OBJECTIVE | In the records that follow, show each line where the word "физической" is present.

Saved data entries |
[START]

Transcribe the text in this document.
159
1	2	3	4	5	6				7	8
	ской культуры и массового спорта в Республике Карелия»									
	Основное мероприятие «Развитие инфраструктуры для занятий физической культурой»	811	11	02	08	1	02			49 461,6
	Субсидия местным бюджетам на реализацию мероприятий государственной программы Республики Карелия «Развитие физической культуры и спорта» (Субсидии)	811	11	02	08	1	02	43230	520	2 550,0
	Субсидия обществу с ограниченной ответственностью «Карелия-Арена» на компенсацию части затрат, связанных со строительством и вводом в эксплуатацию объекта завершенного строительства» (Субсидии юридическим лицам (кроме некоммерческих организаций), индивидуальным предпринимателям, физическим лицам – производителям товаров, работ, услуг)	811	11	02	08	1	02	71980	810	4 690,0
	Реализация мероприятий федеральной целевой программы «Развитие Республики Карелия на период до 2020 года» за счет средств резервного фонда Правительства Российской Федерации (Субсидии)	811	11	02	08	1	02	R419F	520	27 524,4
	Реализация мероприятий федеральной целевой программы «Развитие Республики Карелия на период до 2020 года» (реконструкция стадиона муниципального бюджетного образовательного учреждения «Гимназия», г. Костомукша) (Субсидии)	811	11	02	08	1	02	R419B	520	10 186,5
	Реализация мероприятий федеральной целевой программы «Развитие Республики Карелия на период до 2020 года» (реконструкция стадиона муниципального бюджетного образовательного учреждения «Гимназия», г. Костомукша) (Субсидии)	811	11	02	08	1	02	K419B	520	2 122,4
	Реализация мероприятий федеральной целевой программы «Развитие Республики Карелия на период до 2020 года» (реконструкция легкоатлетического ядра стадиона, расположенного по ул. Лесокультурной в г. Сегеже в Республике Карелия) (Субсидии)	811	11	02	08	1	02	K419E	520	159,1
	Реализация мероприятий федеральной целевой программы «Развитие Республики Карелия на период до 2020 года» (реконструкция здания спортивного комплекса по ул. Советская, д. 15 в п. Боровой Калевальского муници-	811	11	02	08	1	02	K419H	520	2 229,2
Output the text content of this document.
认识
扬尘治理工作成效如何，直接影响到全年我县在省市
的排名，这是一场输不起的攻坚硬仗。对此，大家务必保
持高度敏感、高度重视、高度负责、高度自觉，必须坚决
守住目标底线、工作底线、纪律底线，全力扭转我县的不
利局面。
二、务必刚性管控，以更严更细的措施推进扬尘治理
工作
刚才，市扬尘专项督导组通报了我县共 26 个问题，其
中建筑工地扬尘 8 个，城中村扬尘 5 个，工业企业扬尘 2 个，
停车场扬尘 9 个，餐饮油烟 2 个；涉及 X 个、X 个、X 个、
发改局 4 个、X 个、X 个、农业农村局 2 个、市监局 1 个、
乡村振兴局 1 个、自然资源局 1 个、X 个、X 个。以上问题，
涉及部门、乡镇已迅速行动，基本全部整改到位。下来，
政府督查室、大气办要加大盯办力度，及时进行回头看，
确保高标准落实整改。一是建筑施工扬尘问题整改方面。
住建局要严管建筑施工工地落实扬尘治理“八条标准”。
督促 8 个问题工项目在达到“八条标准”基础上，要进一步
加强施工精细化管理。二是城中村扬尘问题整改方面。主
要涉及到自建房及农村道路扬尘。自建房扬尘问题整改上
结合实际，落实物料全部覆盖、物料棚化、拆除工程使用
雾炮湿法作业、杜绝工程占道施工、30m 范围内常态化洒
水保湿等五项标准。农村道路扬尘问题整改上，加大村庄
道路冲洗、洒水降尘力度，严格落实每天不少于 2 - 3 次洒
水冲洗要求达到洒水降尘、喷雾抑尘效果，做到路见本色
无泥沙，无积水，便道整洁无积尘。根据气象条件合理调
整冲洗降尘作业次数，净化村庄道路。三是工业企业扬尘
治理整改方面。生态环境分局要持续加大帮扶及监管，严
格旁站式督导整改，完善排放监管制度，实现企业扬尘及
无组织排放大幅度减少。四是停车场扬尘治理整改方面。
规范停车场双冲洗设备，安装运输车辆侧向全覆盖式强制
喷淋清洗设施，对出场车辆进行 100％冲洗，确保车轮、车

[END]

WRITTEN RESPONSE |
	Основное мероприятие «Развитие инфраструктуры для занятий физической культурой»	811	11	02	08	1	02			49 461,6
	Субсидия местным бюджетам на реализацию мероприятий государственной программы Республики Карелия «Развитие физической культуры и спорта» (Субсидии)	811	11	02	08	1	02	43230	520	2 550,0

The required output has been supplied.